[start of Information provided]

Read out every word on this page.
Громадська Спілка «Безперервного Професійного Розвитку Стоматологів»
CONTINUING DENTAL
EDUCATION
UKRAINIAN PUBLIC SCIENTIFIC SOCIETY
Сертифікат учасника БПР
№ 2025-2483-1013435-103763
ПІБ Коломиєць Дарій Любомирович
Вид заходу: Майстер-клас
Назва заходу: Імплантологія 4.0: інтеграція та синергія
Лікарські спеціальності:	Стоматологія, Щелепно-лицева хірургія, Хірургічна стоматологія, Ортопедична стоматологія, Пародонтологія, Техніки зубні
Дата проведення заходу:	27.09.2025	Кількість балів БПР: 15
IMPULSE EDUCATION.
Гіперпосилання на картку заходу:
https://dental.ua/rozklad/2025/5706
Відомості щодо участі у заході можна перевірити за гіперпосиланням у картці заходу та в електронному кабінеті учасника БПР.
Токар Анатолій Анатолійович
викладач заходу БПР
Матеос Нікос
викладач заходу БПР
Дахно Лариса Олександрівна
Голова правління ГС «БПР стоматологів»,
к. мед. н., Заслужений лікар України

[end of Information provided]

# Task instructions
Make an exact copy of the material above.

# Exercise result
Read out every word on this page.
Громадська Спілка «Безперервного Професійного Розвитку Стоматологів»
CONTINUING DENTAL
EDUCATION
UKRAINIAN PUBLIC SCIENTIFIC SOCIETY
Сертифікат учасника БПР
№ 2025-2483-1013435-103763
ПІБ Коломиєць Дарій Любомирович
Вид заходу: Майстер-клас
Назва заходу: Імплантологія 4.0: інтеграція та синергія
Лікарські спеціальності:	Стоматологія, Щелепно-лицева хірургія, Хірургічна стоматологія, Ортопедична стоматологія, Пародонтологія, Техніки зубні
Дата проведення заходу:	27.09.2025	Кількість балів БПР: 15
IMPULSE EDUCATION.
Гіперпосилання на картку заходу:
https://dental.ua/rozklad/2025/5706
Відомості щодо участі у заході можна перевірити за гіперпосиланням у картці заходу та в електронному кабінеті учасника БПР.
Токар Анатолій Анатолійович
викладач заходу БПР
Матеос Нікос
викладач заходу БПР
Дахно Лариса Олександрівна
Голова правління ГС «БПР стоматологів»,
к. мед. н., Заслужений лікар України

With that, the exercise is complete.